* _AIM_: Update the part of the records that runs from the very beginning through the line containing "445, 1025, 473]" by changing "value-cell" to "score-cell" and leaving everything else untouched.

* _ENTRIES PROVIDED_:
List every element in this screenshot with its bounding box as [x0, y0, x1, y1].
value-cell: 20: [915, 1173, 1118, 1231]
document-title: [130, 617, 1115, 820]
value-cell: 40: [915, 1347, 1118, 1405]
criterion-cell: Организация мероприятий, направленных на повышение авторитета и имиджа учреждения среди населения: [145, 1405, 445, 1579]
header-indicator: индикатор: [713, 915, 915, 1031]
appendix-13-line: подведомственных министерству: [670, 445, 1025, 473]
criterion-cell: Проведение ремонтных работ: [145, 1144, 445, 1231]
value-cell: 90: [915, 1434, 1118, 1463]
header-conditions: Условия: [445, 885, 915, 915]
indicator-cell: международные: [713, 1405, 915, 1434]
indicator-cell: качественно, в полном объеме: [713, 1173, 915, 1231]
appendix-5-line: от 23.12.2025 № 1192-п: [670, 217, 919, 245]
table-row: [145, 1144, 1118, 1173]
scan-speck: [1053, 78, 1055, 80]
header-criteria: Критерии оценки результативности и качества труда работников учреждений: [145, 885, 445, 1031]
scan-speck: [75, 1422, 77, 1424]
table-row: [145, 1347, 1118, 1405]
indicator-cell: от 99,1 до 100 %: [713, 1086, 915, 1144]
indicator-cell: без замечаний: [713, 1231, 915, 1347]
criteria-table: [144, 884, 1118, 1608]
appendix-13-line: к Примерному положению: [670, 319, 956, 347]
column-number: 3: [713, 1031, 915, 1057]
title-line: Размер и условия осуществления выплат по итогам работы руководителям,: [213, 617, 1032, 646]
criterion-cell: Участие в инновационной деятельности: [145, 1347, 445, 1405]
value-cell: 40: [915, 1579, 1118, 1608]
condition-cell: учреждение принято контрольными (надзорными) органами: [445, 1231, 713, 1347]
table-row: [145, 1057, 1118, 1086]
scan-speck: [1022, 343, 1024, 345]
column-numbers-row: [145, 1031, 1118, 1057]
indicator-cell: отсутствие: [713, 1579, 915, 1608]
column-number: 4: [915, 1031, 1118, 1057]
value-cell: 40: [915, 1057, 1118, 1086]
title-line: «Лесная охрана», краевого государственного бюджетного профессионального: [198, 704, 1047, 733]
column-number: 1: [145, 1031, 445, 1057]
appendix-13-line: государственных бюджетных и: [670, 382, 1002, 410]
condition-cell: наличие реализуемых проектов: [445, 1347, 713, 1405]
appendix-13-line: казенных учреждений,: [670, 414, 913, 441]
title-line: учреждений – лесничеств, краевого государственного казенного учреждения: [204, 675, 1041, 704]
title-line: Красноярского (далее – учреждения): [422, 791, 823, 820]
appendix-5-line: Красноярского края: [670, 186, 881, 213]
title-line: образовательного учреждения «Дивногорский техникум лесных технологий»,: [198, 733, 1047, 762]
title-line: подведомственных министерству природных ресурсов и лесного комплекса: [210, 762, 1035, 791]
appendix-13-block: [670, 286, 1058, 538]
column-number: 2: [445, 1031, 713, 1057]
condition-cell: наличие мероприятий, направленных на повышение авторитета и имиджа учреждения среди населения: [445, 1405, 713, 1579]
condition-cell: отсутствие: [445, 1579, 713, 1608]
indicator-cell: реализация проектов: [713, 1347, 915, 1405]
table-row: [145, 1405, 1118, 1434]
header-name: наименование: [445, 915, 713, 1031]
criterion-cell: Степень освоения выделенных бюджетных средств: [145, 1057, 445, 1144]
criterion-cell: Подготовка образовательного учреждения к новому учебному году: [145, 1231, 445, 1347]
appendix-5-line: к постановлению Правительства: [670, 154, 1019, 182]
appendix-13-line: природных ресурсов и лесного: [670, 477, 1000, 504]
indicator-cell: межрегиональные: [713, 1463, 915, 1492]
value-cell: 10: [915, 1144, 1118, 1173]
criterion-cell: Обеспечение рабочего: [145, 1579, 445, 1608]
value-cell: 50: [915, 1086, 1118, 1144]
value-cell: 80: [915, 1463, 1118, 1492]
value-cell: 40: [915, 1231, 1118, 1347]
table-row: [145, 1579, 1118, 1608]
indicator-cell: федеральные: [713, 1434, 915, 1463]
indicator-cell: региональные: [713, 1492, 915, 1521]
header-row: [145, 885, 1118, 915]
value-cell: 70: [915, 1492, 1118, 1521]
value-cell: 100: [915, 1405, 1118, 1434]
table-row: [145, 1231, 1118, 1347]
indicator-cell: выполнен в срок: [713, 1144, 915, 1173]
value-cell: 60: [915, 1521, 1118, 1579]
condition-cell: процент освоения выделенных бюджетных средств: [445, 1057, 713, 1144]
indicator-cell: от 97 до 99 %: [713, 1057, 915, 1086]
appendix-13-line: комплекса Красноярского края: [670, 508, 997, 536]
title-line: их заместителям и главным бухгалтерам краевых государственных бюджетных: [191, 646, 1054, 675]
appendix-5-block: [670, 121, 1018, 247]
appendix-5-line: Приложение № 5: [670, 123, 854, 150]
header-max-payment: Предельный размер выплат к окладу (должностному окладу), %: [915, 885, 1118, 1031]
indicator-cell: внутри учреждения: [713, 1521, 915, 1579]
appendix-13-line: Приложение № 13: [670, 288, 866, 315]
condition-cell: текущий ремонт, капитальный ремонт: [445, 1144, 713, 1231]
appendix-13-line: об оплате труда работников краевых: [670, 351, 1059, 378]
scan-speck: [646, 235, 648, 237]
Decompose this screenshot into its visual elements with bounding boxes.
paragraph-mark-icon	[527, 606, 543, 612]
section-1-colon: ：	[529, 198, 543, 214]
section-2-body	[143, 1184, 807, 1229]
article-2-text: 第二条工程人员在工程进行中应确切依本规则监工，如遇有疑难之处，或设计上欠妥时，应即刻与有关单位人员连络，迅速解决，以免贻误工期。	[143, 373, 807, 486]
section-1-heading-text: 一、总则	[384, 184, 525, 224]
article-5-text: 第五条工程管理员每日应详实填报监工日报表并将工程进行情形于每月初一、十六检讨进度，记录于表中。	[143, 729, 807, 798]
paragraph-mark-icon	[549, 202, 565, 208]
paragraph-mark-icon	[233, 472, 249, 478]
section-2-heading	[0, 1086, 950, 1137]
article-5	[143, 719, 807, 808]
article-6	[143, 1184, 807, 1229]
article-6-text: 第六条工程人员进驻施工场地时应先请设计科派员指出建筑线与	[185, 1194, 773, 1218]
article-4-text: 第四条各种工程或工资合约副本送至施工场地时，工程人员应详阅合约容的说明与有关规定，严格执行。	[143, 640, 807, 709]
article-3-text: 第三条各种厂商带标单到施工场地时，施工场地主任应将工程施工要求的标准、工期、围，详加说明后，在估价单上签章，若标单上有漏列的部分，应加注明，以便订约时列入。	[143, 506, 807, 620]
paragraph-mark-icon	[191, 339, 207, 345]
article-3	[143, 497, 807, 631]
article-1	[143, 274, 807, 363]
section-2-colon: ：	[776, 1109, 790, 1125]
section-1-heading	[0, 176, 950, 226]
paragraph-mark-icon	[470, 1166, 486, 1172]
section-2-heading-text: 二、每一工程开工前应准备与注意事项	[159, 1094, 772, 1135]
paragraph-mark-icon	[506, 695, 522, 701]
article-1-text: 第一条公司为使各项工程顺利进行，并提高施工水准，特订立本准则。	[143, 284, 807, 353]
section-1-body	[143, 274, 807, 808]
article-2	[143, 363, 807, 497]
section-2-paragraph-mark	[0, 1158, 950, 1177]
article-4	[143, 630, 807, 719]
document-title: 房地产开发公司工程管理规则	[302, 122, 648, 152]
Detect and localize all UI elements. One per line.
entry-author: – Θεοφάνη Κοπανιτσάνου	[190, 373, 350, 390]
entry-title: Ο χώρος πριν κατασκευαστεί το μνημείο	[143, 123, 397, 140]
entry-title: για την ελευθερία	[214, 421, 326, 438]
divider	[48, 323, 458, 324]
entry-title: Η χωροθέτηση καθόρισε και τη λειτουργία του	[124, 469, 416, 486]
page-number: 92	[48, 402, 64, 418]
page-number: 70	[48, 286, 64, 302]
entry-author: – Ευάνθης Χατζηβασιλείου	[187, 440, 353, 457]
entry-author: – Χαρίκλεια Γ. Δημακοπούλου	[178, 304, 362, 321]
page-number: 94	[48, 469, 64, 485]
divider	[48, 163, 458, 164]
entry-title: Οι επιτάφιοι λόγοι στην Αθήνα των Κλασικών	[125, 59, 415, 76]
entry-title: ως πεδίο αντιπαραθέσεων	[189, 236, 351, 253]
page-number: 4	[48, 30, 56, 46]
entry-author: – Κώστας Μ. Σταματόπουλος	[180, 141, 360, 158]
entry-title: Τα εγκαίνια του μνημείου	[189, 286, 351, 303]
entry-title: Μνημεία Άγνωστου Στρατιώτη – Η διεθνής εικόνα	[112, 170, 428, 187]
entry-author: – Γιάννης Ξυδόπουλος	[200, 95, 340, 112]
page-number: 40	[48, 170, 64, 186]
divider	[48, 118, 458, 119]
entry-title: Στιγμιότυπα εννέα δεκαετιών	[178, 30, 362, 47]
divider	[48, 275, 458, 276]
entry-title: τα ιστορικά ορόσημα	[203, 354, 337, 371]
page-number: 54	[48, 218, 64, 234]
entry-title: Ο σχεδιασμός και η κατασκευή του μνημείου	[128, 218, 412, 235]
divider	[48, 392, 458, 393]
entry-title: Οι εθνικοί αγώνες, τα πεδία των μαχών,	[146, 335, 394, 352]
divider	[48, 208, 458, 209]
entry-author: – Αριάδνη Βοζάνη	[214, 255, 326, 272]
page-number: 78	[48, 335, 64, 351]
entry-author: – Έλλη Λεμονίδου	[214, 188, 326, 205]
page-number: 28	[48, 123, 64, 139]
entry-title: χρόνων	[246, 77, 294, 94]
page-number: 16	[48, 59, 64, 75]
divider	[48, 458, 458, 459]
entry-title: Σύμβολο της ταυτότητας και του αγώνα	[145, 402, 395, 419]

* _SOLUTION FOR THIS PROBLEM_:
List every element in this screenshot with its bounding box as [x0, y0, x1, y1].
score-cell: 20: [915, 1173, 1118, 1231]
document-title: [130, 617, 1115, 820]
score-cell: 40: [915, 1347, 1118, 1405]
criterion-cell: Организация мероприятий, направленных на повышение авторитета и имиджа учреждения среди населения: [145, 1405, 445, 1579]
header-indicator: индикатор: [713, 915, 915, 1031]
appendix-13-line: подведомственных министерству: [670, 445, 1025, 473]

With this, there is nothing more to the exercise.